#### Exercise prompt
Look through the data for the string "ČTVRTEK". Copy every line where it is found.

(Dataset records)
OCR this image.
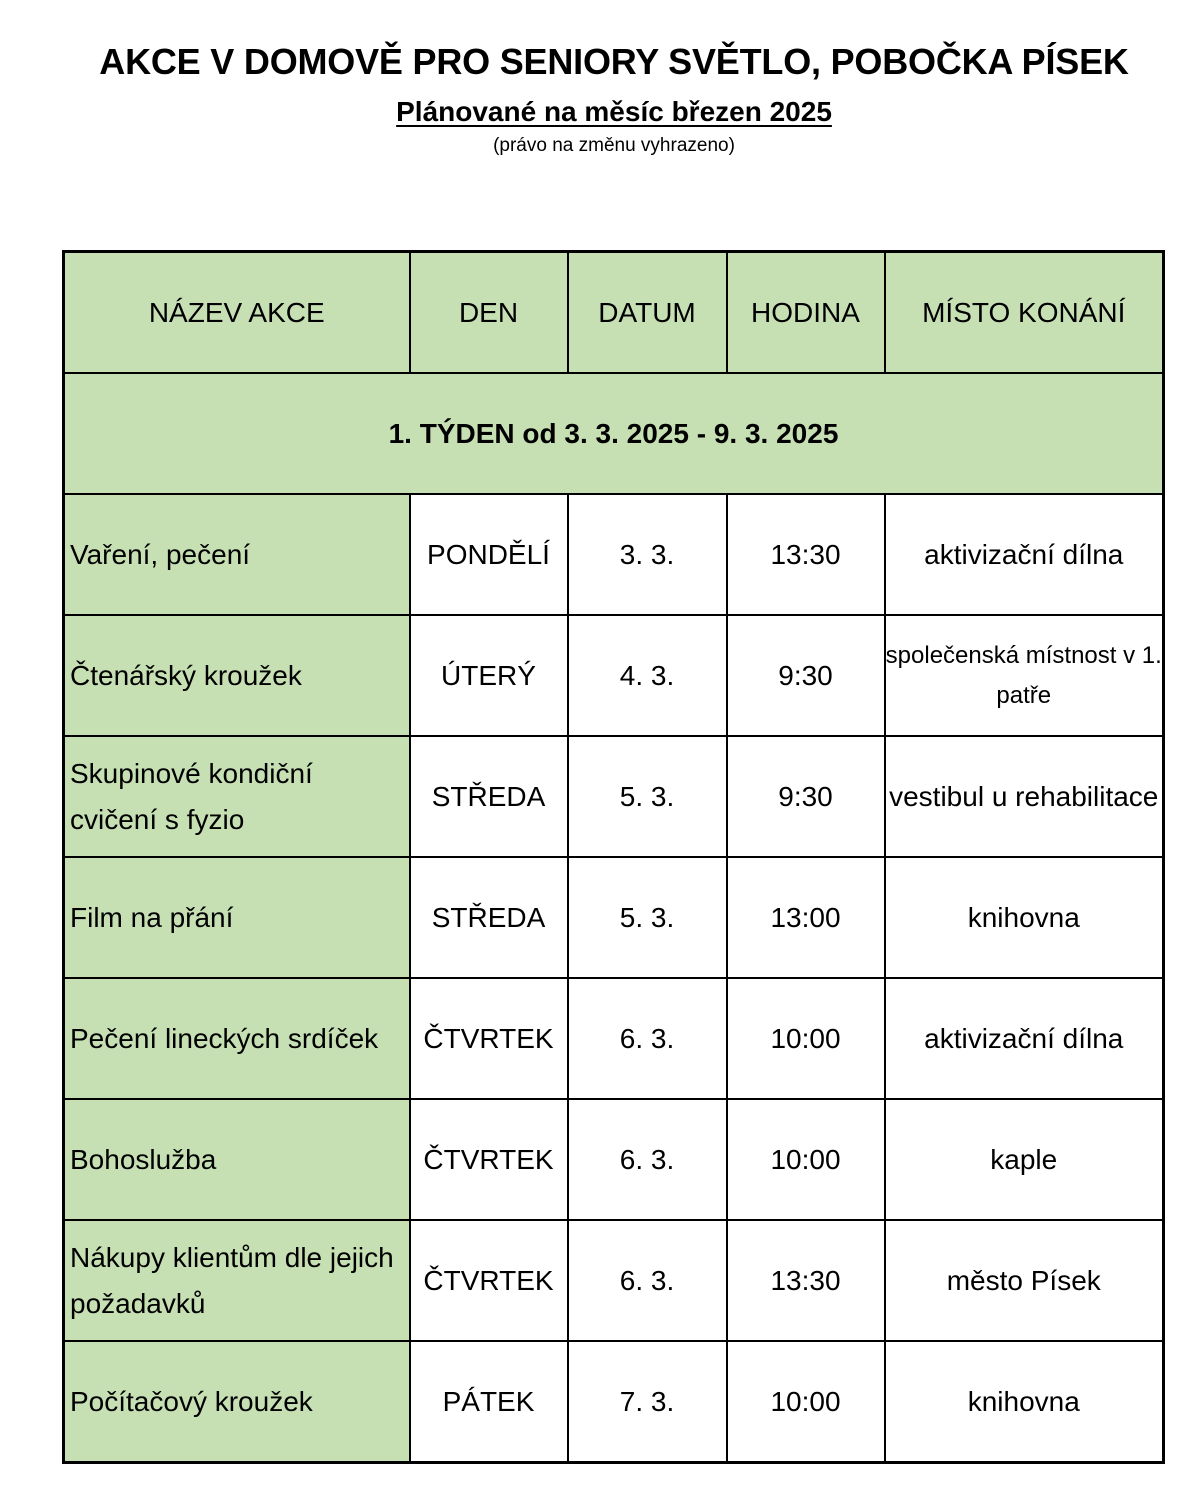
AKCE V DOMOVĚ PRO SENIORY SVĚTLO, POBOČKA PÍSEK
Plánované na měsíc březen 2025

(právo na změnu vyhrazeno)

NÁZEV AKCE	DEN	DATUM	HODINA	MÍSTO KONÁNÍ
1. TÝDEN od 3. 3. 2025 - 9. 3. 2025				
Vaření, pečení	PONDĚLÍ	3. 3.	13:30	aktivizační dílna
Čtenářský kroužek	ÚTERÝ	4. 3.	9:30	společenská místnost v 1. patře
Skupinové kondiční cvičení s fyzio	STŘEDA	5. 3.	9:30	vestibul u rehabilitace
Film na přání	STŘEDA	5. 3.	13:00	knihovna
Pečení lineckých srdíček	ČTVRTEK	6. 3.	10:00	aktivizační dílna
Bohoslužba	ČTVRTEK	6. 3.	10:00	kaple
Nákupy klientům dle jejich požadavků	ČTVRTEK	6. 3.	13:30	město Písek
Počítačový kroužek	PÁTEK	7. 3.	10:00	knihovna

==

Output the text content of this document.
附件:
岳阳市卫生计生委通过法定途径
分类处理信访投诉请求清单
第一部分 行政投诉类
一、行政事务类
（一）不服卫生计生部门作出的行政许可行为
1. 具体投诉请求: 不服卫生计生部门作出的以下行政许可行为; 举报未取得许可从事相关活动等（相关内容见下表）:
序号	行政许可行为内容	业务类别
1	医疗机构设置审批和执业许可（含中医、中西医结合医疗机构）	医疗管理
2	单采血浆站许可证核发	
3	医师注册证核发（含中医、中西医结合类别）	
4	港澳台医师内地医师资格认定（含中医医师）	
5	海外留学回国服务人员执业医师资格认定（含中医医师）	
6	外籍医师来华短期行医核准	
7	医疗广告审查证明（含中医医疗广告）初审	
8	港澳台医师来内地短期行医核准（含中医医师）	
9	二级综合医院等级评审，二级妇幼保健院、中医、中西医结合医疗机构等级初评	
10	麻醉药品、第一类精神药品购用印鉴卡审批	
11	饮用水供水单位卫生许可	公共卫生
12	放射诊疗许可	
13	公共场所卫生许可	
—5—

#### Answer for this exercise
Pečení lineckých srdíček	ČTVRTEK	6. 3.	10:00	aktivizační dílna
Bohoslužba	ČTVRTEK	6. 3.	10:00	kaple
Nákupy klientům dle jejich požadavků	ČTVRTEK	6. 3.	13:30	město Písek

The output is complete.